● What to work on
Answer these questions using the text on dementia and abuse:
(a) In what year was the Promoting Alzheimer's Awareness to Prevent Elder Abuse Act signed into law?
(b) Which department must develop dementia-specific materials for frontline professionals?
(c) Which three states are named as passing laws in 2022 that require dementia training for Adult Protective Services staff?

● Provided text
By Meghan Fadel, Associate Director, Healthy Brain Initiative

July 25, 2023

As new conversations on dementia risk reduction and early detection emerge, we must not lose sight of the need for prevention of abuse, neglect, and exploitation of people living with dementia. While abuse can happen to anyone, both at home and in care settings, people living with dementia are at increased risk.

Increasing Awareness through Policy Change

In 2020, the bipartisan Promoting Alzheimer’s Awareness to Prevent Elder Abuse Act was signed into law, requiring the Department of Justice to develop dementia-specific materials for frontline professionals. These tools aim to assist law enforcement, legal and medical professionals, social services, and others to enhance their interactions with people living with dementia and to safeguard them from mistreatment. In 2022, several states, including Arizona, Colorado, and Iowa, passed legislation requiring training on dementia for Adult Protective Services’ (APS) staff. Alongside these policy changes, agencies such as the Administration for Community Living and the National Center on Elder Abuse (NCEA), among many others, work to advance education on the maltreatment of people with dementia through longstanding programs and research.

Stored data entries
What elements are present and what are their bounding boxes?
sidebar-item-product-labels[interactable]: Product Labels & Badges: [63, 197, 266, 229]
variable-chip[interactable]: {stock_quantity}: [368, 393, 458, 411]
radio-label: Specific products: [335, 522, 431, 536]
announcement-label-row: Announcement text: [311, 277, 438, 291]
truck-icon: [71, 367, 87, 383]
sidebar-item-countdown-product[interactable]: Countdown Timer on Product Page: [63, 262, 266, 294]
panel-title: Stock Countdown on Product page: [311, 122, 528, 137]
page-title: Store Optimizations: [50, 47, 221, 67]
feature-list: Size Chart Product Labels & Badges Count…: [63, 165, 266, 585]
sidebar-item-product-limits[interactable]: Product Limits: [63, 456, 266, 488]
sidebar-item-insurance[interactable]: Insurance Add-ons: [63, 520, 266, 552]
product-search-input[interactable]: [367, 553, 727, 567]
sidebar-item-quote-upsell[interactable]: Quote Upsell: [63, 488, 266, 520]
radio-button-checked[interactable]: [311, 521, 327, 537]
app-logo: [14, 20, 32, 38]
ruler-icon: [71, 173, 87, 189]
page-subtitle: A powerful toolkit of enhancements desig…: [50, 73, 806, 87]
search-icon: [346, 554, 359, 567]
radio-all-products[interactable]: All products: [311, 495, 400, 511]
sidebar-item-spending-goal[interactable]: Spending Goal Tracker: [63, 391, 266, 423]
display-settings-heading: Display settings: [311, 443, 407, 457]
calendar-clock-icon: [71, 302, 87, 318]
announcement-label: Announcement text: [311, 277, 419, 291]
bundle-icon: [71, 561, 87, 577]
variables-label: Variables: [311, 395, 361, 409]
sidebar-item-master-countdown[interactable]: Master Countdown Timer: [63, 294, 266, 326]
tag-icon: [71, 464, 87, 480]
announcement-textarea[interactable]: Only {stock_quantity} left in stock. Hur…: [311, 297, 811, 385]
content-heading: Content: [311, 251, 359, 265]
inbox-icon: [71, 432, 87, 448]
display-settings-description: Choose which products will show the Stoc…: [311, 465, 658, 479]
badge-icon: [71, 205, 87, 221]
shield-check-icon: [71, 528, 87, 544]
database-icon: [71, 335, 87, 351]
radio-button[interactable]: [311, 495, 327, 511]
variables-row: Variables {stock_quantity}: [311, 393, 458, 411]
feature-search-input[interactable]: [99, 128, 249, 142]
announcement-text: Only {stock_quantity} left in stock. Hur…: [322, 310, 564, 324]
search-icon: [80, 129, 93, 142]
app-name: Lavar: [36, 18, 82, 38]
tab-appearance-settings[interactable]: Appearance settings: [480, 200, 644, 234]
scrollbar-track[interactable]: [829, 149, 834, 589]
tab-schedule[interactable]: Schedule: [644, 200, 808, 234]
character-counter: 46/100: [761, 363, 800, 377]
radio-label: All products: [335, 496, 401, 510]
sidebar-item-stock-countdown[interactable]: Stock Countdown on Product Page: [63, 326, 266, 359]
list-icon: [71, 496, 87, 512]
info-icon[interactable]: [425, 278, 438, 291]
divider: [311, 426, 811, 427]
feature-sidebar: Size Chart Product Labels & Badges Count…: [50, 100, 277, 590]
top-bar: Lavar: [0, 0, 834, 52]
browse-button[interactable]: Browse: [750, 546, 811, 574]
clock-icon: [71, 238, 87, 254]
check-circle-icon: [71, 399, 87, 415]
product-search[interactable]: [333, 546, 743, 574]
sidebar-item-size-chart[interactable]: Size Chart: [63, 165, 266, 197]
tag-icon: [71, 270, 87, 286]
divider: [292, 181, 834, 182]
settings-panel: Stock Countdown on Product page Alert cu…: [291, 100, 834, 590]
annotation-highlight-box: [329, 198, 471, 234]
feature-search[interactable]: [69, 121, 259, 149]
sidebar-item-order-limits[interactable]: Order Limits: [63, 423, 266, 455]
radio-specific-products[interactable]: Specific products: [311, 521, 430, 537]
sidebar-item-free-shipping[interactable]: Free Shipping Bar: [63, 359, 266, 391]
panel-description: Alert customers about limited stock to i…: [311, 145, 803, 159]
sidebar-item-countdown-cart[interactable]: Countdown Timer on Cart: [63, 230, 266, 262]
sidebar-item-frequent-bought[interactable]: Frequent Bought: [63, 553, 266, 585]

● Result of this task
(a) 2020
(b) The Department of Justice
(c) Arizona, Colorado, and Iowa